Material shown:
━━━━━━━━━━━━━━━━

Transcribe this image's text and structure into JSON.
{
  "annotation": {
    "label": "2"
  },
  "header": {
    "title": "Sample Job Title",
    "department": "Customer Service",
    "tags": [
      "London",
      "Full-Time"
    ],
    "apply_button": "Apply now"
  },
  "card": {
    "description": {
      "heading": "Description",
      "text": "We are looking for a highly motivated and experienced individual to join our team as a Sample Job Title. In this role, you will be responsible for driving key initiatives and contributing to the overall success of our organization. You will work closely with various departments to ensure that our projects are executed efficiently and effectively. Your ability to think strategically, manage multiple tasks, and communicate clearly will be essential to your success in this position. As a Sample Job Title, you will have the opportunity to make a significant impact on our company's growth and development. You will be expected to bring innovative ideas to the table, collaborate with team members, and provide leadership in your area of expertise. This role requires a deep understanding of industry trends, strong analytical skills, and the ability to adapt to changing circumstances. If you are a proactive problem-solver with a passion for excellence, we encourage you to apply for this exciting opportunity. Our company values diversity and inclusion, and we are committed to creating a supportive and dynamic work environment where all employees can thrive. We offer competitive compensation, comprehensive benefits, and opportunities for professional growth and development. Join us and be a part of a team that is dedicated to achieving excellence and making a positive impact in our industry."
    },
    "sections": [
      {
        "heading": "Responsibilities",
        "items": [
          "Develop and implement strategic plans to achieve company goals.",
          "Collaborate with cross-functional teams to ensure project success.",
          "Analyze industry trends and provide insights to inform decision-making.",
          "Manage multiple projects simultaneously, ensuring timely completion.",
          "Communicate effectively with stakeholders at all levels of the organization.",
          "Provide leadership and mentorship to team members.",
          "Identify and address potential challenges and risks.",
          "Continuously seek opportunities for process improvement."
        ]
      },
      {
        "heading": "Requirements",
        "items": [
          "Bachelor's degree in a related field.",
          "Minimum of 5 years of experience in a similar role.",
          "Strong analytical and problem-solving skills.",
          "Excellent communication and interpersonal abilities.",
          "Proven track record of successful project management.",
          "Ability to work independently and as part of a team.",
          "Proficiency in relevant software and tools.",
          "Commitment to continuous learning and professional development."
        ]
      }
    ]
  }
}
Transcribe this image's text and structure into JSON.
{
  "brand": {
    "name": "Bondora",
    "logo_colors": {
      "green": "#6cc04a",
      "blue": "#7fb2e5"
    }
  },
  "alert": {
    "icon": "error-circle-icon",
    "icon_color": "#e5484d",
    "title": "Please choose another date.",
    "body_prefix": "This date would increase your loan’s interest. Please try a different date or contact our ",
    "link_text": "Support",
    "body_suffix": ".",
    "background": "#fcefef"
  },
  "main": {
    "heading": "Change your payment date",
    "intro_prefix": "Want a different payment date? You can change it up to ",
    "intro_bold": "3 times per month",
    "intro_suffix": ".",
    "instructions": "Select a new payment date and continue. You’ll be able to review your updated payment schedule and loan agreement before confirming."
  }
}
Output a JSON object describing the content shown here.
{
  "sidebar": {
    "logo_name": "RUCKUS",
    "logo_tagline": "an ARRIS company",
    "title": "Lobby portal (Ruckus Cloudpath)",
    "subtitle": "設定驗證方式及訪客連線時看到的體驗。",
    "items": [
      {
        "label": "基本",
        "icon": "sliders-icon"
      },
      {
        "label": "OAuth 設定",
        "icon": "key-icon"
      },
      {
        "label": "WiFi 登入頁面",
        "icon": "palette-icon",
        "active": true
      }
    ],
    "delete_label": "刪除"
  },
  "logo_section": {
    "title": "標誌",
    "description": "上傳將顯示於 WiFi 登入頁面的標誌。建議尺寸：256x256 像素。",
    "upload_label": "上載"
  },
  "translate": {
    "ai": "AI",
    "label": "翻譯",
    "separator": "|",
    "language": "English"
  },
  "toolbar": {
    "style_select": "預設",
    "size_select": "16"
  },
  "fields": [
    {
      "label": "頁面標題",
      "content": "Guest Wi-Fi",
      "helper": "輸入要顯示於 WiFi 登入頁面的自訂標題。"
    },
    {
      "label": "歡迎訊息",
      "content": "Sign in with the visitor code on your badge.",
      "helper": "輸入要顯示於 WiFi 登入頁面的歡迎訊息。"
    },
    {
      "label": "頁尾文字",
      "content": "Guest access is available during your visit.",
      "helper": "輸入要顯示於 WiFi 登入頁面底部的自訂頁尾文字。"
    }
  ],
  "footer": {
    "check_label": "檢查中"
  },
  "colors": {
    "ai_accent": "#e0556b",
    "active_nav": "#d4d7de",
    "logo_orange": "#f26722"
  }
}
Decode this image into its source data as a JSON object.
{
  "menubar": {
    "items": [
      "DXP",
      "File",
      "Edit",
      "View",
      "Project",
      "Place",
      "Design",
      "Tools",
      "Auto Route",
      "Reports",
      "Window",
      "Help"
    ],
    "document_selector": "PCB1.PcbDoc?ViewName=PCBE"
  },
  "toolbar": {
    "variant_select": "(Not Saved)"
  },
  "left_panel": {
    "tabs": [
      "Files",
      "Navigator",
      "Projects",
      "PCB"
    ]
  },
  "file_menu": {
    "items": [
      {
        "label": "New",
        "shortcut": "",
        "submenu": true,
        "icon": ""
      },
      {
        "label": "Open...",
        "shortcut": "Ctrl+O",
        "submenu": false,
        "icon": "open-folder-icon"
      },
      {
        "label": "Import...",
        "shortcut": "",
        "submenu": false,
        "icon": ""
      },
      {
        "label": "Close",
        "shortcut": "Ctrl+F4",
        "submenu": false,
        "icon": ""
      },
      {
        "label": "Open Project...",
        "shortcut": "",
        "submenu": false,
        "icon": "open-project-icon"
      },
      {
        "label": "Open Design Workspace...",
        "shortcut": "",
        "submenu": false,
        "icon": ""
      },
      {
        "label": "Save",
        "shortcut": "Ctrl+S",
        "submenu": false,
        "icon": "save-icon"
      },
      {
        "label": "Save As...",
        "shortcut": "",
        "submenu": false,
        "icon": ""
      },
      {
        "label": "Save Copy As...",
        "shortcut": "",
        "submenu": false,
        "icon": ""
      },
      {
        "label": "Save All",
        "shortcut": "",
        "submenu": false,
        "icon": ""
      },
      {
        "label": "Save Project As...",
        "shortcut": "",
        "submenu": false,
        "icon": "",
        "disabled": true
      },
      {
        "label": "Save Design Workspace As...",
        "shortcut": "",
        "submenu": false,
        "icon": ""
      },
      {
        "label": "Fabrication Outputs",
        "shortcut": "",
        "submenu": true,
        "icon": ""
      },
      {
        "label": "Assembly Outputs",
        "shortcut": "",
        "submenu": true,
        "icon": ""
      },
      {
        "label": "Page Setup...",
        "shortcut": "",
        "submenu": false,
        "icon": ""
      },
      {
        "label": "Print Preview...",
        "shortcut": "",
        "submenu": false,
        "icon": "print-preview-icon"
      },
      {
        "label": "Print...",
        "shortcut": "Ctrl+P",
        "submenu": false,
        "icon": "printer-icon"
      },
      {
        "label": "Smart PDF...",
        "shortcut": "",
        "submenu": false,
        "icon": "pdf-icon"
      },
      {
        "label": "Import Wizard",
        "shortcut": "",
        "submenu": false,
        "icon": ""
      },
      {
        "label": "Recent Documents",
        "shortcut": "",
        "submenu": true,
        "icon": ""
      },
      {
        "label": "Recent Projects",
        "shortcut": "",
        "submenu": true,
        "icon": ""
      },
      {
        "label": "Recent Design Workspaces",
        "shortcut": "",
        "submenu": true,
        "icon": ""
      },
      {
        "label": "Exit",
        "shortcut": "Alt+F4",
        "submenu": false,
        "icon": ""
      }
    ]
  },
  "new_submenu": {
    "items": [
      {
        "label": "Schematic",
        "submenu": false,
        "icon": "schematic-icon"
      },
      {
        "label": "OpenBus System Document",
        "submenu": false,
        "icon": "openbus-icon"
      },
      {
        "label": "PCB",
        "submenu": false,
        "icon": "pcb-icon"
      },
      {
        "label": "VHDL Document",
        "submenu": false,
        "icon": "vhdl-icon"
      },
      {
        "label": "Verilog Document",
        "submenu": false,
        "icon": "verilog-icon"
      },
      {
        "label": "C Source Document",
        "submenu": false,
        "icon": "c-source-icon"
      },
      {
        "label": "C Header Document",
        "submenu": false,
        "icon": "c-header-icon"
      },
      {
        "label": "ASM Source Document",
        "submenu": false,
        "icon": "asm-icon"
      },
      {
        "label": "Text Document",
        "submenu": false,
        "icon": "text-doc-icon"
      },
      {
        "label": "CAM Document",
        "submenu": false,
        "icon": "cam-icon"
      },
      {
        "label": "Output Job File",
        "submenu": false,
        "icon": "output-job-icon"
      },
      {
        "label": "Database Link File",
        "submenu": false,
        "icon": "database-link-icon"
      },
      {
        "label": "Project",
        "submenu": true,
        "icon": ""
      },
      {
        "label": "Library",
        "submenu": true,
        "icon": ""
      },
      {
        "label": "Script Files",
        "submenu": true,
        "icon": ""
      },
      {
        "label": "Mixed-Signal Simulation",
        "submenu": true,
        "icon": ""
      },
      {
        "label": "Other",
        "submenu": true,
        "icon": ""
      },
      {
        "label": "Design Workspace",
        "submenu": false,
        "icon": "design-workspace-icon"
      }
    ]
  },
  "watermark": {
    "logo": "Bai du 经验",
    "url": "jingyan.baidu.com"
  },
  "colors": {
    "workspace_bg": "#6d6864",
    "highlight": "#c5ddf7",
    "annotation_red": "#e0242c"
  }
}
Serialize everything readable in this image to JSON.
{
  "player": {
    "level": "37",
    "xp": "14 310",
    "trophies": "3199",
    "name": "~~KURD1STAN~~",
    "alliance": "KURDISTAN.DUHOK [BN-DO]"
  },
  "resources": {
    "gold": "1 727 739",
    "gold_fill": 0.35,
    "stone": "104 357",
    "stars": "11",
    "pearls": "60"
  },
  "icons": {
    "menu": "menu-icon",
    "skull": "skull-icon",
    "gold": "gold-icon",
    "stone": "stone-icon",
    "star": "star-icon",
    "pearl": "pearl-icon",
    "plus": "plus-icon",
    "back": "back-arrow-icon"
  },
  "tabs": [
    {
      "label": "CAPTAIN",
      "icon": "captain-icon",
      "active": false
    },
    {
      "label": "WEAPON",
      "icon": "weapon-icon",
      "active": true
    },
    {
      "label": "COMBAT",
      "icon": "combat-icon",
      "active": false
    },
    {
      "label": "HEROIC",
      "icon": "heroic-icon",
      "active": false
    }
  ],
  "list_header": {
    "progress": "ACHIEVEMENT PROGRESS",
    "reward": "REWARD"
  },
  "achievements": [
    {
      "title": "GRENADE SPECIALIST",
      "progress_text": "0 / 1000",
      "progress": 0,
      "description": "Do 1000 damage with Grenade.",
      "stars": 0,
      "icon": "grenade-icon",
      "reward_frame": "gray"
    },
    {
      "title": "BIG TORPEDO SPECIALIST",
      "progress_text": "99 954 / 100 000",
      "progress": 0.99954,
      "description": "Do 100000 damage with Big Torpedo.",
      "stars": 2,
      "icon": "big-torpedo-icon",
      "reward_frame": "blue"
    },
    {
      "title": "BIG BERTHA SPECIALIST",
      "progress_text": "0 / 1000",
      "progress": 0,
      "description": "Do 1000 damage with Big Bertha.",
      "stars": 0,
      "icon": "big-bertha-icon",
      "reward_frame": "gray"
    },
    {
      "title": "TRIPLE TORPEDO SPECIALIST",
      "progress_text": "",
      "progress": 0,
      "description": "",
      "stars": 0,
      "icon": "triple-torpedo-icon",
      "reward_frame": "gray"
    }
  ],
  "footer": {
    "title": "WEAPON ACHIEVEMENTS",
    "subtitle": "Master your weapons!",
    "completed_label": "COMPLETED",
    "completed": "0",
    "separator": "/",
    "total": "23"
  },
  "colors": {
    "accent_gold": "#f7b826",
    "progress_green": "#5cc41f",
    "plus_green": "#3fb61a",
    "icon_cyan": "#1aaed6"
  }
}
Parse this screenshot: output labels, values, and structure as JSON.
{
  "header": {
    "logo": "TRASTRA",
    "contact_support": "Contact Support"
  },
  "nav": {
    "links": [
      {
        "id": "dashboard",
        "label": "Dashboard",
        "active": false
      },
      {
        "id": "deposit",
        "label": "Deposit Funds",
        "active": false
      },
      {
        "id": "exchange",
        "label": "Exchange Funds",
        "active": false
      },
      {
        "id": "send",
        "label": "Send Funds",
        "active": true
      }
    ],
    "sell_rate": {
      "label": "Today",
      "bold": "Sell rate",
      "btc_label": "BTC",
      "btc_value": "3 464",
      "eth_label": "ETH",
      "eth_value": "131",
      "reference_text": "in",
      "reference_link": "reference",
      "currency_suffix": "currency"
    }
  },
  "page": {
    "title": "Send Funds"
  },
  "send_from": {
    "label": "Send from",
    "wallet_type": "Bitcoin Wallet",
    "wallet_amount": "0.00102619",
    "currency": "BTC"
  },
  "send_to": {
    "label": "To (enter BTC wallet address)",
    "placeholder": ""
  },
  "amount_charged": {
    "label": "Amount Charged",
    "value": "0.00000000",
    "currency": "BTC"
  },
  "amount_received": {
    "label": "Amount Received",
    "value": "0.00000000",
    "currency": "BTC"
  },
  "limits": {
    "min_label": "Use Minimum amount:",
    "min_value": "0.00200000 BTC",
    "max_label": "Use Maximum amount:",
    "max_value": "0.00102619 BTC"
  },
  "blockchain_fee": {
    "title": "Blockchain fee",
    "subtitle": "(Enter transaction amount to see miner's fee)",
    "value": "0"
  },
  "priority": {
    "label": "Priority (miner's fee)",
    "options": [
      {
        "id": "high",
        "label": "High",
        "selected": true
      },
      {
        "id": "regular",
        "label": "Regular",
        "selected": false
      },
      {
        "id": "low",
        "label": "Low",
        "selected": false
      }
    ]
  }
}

━━━━━━━━━━━━━━━━

Given problem:
Read the entries and select each line where the word "company" is found.

Solved problem:
      "text": "We are looking for a highly motivated and experienced individual to join our team as a Sample Job Title. In this role, you will be responsible for driving key initiatives and contributing to the overall success of our organization. You will work closely with various departments to ensure that our projects are executed efficiently and effectively. Your ability to think strategically, manage multiple tasks, and communicate clearly will be essential to your success in this position. As a Sample Job Title, you will have the opportunity to make a significant impact on our company's growth and development. You will be expected to bring innovative ideas to the table, collaborate with team members, and provide leadership in your area of expertise. This role requires a deep understanding of industry trends, strong analytical skills, and the ability to adapt to changing circumstances. If you are a proactive problem-solver with a passion for excellence, we encourage you to apply for this exciting opportunity. Our company values diversity and inclusion, and we are committed to creating a supportive and dynamic work environment where all employees can thrive. We offer competitive compensation, comprehensive benefits, and opportunities for professional growth and development. Join us and be a part of a team that is dedicated to achieving excellence and making a positive impact in our industry."
          "Develop and implement strategic plans to achieve company goals.",
    "logo_tagline": "an ARRIS company",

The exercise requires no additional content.